══ Records for the exercise

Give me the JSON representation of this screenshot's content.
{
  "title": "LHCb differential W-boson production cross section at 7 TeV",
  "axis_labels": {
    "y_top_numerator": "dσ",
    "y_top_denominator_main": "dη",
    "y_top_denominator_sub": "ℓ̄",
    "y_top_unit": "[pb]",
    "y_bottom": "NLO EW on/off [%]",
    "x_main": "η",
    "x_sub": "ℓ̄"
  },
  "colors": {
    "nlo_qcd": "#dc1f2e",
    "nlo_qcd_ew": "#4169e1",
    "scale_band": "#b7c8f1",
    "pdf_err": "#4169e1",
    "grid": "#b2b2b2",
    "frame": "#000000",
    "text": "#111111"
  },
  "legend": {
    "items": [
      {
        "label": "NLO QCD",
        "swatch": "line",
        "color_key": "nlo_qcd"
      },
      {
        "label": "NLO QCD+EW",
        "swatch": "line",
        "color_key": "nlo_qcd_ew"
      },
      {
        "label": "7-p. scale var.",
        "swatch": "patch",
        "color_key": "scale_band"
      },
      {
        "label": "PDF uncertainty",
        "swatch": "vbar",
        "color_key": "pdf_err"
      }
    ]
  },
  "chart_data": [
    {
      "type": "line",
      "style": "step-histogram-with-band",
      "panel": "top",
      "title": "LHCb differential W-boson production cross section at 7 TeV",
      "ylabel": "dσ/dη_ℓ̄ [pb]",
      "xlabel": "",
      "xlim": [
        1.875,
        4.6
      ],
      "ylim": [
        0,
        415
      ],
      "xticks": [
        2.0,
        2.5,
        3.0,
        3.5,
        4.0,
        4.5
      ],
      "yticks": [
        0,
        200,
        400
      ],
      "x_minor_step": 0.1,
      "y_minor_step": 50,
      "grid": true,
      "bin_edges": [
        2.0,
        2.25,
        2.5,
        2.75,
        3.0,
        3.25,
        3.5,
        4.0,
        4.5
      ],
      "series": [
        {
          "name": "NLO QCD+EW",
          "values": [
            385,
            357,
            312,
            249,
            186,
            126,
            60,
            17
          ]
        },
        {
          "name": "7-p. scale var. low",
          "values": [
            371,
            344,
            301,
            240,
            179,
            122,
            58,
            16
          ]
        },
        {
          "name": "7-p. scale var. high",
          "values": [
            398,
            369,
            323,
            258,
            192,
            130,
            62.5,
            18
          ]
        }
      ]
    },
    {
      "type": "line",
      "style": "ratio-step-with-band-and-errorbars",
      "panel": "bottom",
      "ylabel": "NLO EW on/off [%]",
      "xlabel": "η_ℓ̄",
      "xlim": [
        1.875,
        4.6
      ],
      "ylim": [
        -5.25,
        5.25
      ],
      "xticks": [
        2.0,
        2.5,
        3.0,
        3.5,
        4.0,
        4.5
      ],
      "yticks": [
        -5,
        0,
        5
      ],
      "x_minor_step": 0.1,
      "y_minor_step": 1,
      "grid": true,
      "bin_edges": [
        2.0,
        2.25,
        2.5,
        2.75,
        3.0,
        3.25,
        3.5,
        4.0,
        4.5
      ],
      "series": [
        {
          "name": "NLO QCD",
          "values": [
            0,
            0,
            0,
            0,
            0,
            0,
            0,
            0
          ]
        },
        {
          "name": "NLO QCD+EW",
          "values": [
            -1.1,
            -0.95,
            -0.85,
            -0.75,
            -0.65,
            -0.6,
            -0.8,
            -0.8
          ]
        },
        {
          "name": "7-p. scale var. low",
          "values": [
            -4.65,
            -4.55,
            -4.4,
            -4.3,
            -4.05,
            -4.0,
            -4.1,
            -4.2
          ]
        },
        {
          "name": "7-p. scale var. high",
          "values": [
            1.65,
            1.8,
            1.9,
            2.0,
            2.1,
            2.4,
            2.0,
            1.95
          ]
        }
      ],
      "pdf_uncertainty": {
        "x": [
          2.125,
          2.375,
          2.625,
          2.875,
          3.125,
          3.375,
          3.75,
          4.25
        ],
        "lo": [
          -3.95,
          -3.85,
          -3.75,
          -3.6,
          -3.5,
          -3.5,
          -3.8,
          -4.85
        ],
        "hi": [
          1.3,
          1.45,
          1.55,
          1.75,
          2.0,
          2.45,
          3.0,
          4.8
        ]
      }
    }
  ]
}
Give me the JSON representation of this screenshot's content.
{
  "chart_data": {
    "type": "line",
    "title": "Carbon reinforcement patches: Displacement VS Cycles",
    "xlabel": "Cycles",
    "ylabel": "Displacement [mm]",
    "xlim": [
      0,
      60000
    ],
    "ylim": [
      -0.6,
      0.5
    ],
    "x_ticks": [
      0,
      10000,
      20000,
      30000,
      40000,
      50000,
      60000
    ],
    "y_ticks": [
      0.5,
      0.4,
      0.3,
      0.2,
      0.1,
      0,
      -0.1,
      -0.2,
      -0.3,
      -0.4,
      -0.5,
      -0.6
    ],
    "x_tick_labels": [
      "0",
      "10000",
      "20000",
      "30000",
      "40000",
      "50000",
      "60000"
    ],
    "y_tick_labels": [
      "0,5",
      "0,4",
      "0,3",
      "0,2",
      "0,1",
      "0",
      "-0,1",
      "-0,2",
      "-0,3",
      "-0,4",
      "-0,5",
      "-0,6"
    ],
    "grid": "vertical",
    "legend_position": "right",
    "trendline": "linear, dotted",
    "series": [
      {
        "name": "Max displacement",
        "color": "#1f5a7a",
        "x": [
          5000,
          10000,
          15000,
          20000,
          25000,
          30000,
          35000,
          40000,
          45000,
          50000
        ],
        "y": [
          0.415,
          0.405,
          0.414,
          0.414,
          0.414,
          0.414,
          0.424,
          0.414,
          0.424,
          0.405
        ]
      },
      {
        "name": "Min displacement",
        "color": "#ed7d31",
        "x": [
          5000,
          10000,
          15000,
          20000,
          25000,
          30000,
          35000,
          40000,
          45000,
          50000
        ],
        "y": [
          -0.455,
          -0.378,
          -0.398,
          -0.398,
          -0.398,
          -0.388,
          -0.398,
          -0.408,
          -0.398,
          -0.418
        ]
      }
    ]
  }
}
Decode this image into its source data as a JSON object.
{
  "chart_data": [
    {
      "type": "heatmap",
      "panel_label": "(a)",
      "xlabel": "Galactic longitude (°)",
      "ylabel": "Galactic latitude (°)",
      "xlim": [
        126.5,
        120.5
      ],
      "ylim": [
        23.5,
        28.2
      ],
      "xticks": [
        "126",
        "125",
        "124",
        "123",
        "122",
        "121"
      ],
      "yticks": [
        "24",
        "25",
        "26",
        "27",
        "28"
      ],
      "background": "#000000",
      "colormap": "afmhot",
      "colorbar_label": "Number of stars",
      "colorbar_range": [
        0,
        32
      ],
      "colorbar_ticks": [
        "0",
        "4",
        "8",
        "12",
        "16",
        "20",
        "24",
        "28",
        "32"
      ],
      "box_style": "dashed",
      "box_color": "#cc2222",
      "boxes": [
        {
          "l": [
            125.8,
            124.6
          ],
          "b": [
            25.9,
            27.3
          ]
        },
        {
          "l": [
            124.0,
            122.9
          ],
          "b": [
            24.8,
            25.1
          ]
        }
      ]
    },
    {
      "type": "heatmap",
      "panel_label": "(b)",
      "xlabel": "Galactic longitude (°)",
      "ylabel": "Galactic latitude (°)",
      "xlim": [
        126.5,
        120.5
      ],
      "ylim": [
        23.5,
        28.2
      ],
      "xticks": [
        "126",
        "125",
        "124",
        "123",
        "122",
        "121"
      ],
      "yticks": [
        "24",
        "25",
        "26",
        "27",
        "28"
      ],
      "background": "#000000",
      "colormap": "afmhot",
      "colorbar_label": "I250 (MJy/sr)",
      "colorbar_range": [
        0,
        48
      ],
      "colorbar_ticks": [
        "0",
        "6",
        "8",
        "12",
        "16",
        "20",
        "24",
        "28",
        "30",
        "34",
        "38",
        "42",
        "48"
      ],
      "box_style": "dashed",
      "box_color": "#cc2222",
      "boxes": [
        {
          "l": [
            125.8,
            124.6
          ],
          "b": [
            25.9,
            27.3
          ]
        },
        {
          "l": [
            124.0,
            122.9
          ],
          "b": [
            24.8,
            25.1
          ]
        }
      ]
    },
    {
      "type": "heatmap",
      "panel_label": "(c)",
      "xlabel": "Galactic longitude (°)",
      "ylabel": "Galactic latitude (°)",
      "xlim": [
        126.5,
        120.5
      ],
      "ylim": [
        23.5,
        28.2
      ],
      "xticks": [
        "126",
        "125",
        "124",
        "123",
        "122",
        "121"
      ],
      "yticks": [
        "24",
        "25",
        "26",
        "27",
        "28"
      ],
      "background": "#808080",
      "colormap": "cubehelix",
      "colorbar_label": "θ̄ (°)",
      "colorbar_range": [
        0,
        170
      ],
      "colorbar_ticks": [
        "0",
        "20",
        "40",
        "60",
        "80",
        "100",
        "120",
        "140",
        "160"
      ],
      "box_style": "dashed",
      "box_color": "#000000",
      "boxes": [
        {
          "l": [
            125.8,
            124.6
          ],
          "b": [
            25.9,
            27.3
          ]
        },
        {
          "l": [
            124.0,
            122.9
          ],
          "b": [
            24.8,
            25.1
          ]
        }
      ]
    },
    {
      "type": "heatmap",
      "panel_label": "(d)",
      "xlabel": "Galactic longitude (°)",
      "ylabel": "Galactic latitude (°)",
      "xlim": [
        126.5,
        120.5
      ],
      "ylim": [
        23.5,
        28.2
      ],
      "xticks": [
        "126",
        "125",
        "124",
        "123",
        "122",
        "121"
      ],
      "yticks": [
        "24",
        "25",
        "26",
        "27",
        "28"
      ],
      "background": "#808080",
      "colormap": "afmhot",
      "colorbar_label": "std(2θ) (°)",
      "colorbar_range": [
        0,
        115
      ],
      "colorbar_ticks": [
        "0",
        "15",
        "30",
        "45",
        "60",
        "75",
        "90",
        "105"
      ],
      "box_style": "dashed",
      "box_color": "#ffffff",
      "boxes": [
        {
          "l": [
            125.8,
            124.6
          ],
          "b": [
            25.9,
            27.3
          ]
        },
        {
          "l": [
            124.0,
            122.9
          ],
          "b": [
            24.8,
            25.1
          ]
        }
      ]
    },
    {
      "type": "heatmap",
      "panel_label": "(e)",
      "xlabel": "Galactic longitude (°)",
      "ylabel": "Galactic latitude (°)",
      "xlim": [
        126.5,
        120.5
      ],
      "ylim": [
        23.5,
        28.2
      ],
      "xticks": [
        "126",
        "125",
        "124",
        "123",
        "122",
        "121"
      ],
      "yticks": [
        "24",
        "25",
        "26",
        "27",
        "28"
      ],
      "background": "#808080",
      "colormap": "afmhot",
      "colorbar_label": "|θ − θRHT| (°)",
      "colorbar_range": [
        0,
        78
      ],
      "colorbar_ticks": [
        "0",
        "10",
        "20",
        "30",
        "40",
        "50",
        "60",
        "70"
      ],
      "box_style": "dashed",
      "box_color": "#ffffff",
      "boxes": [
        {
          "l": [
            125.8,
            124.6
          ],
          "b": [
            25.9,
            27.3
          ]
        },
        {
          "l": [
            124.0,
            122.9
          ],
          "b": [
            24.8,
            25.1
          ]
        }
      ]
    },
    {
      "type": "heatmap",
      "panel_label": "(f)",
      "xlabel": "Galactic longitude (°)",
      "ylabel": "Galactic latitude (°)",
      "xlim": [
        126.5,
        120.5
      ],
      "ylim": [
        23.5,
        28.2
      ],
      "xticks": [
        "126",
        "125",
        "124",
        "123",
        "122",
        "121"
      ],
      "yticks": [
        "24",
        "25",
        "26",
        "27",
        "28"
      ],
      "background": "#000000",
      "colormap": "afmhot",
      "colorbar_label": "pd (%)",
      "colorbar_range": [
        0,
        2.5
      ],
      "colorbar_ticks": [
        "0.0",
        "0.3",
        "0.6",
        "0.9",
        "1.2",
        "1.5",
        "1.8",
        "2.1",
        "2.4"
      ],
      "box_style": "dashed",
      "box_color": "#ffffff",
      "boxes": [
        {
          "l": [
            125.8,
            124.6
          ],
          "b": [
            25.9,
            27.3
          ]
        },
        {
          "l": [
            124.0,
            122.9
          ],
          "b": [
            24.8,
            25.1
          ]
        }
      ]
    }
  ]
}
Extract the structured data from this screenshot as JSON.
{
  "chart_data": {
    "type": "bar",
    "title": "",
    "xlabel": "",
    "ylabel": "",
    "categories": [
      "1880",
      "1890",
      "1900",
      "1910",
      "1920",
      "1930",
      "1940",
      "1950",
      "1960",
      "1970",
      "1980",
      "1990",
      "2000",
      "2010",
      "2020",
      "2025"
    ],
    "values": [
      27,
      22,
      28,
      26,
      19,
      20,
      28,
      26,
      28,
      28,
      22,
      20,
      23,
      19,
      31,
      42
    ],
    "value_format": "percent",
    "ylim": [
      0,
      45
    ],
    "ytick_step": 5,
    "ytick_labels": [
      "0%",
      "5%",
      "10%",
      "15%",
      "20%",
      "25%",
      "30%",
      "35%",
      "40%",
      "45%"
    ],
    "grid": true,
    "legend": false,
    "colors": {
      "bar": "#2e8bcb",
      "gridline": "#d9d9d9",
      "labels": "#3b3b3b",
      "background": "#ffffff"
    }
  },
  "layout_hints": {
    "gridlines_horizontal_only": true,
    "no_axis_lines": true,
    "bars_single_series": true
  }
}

════

* _What you are asked to do_:
Looking at the data above, show all lines where the word "production" occurs.

* _Final result_:
  "title": "LHCb differential W-boson production cross section at 7 TeV",
      "title": "LHCb differential W-boson production cross section at 7 TeV",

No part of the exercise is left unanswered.